**Text**:
··········

> I always remember being taught physiology by Professor Keating (a
> good name to search on if you want to find out more about this
> area) who had developed the temp - time curves for immersion. In
> UK waters in the summer the immersion with exercise curve
> (swimming) had you hypothermic in under 30 minutes.
Making the speed of cross channel swimmers about 50mph. Impressive.
Depends a lot on fat thickness. When thinner I spent hours at a time mainly
in the water surfing while wearing a wetsuit (and certainly I know people
who've done 1 hour dives in wetsuits- presumably without significant drop in
core temp). Surfing wetsuits are rarely over 6mm even for winter; diving
semi dry suits 10mm even for Arctic diving; and compress with depth. Fat
insulates as well as neoprene, and I've got over 10mm of that (spent a lot
of time and money building it up in case I fall in the water...), so should
be OK swimming for a couple of hours in summer.
Not just speculation. There is evidence (can't remember where I put it-
sorry) that each 1mm of fat is the equivalent of raising water temp by 1.5
K.
Even taking this into account, some swimmers (cross channel, Lake
Windermere) stay in the water for theoretically non survivable times.

··········

**Exercises to complete**:
[1] Retype everything from "Making the speed" down to "hours in summer." in the passage on cold-water swimming.
[2] List every thickness given in millimeters in the passage on cold-water swimming, stating what each one describes.
[3] Carry on the passage on cold-water swimming from its final sentence.

Dataset entries
··········

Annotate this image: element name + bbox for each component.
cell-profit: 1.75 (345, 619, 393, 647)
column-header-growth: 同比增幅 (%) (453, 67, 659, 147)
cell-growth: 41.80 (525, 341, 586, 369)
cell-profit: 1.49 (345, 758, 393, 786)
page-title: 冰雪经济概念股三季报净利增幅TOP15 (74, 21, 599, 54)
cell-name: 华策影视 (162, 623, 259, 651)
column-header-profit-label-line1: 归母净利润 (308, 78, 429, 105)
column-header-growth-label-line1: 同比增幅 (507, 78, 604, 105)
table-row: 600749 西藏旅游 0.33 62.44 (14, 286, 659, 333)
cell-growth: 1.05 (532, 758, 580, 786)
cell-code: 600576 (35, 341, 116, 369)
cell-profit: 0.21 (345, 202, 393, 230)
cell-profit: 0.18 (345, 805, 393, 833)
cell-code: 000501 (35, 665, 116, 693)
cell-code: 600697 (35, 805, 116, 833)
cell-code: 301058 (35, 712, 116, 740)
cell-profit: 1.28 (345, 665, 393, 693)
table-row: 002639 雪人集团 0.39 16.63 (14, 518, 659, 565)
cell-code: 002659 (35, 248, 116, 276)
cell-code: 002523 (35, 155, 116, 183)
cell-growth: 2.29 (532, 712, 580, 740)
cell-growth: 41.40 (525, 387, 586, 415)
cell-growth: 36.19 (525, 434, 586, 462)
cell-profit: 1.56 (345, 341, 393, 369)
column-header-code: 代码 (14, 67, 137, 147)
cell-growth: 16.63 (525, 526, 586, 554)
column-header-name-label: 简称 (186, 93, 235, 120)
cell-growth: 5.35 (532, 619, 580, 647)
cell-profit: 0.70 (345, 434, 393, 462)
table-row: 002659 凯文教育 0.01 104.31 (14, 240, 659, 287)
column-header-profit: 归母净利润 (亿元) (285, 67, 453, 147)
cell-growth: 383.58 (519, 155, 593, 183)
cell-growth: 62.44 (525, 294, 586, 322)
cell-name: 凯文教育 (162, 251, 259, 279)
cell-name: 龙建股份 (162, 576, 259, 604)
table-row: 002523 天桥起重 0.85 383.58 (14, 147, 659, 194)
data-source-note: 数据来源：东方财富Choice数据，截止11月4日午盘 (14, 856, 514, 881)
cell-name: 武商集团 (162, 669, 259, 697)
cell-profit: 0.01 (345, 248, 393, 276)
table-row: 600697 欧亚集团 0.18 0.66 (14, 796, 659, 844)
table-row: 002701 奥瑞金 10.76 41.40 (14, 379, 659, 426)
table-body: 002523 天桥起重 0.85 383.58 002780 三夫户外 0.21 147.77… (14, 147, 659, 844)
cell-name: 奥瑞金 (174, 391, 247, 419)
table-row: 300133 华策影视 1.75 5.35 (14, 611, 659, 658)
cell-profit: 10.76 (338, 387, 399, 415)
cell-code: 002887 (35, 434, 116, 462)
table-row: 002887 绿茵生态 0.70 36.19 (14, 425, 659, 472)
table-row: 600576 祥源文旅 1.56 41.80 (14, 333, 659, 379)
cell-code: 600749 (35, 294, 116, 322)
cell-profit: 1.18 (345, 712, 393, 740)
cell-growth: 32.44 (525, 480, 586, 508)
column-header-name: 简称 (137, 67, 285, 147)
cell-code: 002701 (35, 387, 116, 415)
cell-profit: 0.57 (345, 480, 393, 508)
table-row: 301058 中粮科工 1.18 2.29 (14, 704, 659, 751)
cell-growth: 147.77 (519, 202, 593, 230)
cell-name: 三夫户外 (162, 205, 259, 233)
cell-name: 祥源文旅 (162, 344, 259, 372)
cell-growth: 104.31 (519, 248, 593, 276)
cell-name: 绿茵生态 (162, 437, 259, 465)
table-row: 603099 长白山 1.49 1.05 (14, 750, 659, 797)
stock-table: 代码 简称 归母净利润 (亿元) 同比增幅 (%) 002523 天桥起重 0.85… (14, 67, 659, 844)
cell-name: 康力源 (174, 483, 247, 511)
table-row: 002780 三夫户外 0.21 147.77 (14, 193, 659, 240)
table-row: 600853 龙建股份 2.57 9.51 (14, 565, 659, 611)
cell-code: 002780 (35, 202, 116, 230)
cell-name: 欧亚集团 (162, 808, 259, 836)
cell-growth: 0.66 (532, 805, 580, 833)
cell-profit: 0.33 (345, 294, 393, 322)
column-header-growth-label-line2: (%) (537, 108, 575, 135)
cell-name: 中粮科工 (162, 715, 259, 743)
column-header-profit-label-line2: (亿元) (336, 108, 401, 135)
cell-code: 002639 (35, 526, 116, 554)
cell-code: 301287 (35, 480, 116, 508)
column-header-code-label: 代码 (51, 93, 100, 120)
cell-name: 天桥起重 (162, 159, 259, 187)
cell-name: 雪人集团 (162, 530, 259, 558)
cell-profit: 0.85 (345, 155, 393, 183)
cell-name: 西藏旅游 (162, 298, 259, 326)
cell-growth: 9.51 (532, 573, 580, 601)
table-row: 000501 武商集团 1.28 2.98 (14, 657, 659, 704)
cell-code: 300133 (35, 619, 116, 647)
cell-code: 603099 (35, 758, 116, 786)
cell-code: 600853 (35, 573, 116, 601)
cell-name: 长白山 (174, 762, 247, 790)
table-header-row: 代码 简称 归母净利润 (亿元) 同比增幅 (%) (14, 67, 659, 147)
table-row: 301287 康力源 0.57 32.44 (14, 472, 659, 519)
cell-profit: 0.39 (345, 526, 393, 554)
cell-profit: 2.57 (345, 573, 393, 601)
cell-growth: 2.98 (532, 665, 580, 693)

··········

**Activity answers**:
[1]
Making the speed of cross channel swimmers about 50mph. Impressive.
Depends a lot on fat thickness. When thinner I spent hours at a time mainly
in the water surfing while wearing a wetsuit (and certainly I know people
who've done 1 hour dives in wetsuits- presumably without significant drop in
core temp). Surfing wetsuits are rarely over 6mm even for winter; diving
semi dry suits 10mm even for Arctic diving; and compress with depth. Fat
insulates as well as neoprene, and I've got over 10mm of that (spent a lot
of time and money building it up in case I fall in the water...), so should
be OK swimming for a couple of hours in summer.

[2]
- 6mm: the usual upper limit for surfing wetsuits, even in winter
- 10mm: diving semi dry suits, even for Arctic diving
- Over 10mm: the writer's own layer of fat
- 1mm: each millimeter of fat, said to equal raising the water temperature by 1.5 K

[3]
There's a lot we don't know about physiology.
> (Interestingly, if you keep still rather than swim you take longer to
> cool - which is why the person who trys to swim for the shore rather
> than clinging to the upturned boat usually drowns. It is amazing how
> often I have read news reports of the survivor found clinging to the
> boat, while his companion, the supposedly strong swimmer who
> struck out for the shore, doesn't make it).
I've seen this attributed to increased convective loss from waving about
rather than tucking arms into your sides. Anyone got a better explanation?
In answer to Mike Bjarkoy's original question: the DGH should be able to
provide critical care, lavage etc. Not bypass, but the case series where
bypass is used don't seem to have better results than the case series where
it isn't (I accept a RCT would be difficult- nobody gets the numbers needed
to hit significance even assuming a 10% absolute difference in survival.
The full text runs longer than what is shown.